* RICHIESTA ASSEGNATA 1: Nei commenti su Mario Mieli, chi sfotteva i manifestanti dal palco?
* RICHIESTA ASSEGNATA 2: Elenca tutti gli aggettivi che, nei commenti su Mario Mieli, qualificano tra parentesi le provocazioni.

* DOCUMENTO:
Un simbolo per tutti noi che abbiamo combattuto la violenza contro gli omosessuali. Coraggioso e innovatore. Massimo rispetto per chi ha pagato con la vita le proprie scelte.
Si e no. Coraggioso finché vuoi, ma filo pedofilo (ci fece anche la tesi di laurea). No, non mi piace come personaggio e te lo dice il padre di un omosessuale. Tra l’altro trovo il pansessualismo una cosa assurda. Però così andiamo fuori argomento.
Oggi sulla pedofilia - che tutti condanniamo, sia chiaro - non si può imbastire un dibattito serio perché solo a nominarla si suscitano reazioni isteriche. E invece discuterne, a livello scientifico, storico e filosofico, sarebbe utile a tutti. Ma oggi la ragione è stata messa in soffitta… Fine OT, ma non è colpa mia (sono stato provocato da Pizzafichi ).
Mario Mieli non era cattivo. Però qualche serio problema, a livello psichico, ce lo aveva eccome (controllare pure su Wiki). Alcune cose che ha detto e fatto, le approvo e condivido. Altre, decisamente no. I cori “coprofili”? È il caso di dirlo: certi froci, così facendo, se lo sono messi in cu*o da soli. Nella peggiore accezione del termine. Fattuale. E le conseguenze di tali atteggiamenti e di simili provocazioni (stupide, insensate, gratuite, dementi e demenziali), direttamente e indirettamente, in Italia le paghiamo ancora oggi. Omo, etero, bi. Purtroppo…
P.S. Forse Mieli, incontrandomi, con la mia stazza e la mia faccia, avrebbe implorato “Dai, picchiami, fammi male…”. E io, fetente sadico che sono, gli avrei risposto “No!”. Ognuno, ha le sue perversioni e manie. Come insegnava a suo tempo Norman Bates…
Ci tengo a specificare che l’ho scritto in modo ironico e non offensivo giacché per quello che lo conosco lo ritengo una persona interessante con una vivacissima mente ma certamente - per me - con tendenze un po’ troppo estreme.
Mi scuso, nel caso.
Ci tengo a precisare che i toni dei cori erano ironico-provocatori, allo scopo di sfottere e infastidire chi, per via della propria intolleranza, aveva sfasciato lo stand gestito dagli omosessuali. Come dire, si facevano vessillo degli appellativi discriminatori e denigranti che gli venivano appioppati da chi li attaccava.
Non so se fosse Mario Mieli a guidare il gruppo, non saprei riconoscerlo, inoltre era inquadrato da lontano.
Comunque come manifestazione fu un aborto bello e buono (Finardi dal palco sfotteva i manifestanti). Ormai la violenza aveva preso il sopravvento. Quella fu la fine di tutte le utopie.

* RIGHE DI DATI:
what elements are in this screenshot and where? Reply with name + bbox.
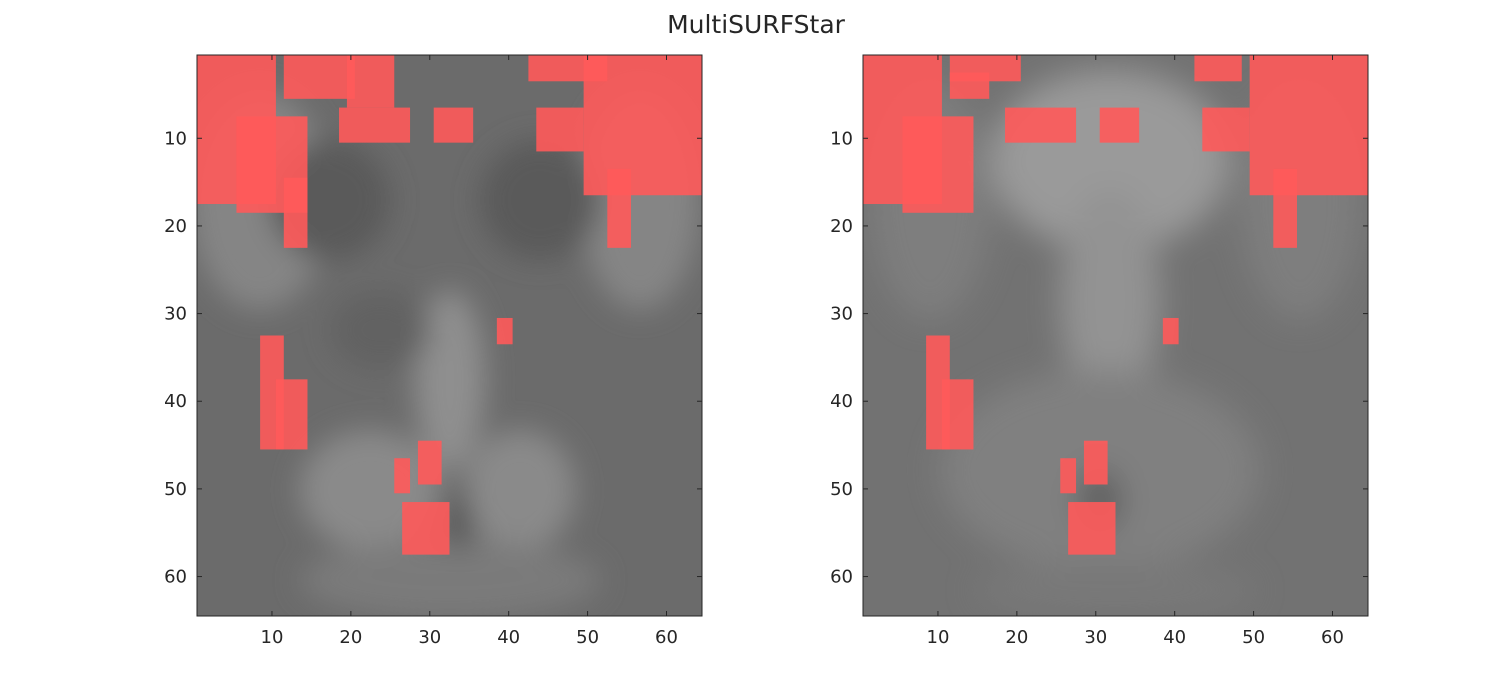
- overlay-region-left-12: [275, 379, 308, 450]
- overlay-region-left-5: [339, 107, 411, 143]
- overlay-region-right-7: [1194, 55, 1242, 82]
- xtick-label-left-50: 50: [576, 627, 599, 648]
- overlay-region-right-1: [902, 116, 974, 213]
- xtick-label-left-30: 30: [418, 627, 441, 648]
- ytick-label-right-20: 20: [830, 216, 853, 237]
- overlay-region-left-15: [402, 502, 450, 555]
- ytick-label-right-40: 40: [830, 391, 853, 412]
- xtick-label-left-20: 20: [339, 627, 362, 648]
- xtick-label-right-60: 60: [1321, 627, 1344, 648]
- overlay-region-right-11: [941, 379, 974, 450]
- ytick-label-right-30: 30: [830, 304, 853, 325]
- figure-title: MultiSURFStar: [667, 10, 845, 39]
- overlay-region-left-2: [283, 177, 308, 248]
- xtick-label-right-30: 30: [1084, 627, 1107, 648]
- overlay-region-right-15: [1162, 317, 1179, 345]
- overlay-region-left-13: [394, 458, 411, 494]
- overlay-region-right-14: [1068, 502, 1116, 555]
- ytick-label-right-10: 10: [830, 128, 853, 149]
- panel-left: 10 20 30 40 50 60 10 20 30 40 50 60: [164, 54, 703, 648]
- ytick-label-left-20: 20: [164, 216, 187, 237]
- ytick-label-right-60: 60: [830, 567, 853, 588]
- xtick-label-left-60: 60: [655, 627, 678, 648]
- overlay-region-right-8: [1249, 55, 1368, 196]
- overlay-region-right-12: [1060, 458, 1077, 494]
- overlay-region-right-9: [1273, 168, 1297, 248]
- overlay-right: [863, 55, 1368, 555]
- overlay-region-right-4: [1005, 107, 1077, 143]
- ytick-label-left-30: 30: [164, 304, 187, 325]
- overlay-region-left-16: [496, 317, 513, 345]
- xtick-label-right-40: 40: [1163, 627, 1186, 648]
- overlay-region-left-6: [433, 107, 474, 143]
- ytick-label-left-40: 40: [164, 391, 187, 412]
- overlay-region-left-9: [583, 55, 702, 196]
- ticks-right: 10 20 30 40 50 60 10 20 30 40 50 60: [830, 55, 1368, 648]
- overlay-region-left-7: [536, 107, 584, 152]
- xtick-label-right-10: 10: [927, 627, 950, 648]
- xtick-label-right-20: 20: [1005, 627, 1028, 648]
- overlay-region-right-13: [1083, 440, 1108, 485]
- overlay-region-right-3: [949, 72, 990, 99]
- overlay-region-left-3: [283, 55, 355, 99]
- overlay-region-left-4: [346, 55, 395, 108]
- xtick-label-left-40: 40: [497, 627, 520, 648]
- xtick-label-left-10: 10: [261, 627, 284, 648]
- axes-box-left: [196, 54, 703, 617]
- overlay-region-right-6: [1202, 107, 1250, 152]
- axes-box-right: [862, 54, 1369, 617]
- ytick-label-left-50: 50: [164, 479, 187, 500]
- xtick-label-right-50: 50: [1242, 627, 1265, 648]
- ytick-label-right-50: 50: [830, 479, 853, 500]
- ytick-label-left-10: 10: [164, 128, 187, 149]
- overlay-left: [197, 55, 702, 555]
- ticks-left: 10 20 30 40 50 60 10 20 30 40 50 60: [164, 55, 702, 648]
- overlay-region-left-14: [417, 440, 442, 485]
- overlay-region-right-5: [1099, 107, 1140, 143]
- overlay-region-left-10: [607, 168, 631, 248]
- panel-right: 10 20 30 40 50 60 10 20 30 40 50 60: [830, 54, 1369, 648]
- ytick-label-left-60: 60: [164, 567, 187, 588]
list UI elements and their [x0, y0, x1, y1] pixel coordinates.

* RISPOSTA SCRITTA 1: Finardi.

* RISPOSTA SCRITTA 2: stupide, insensate, gratuite, dementi, demenziali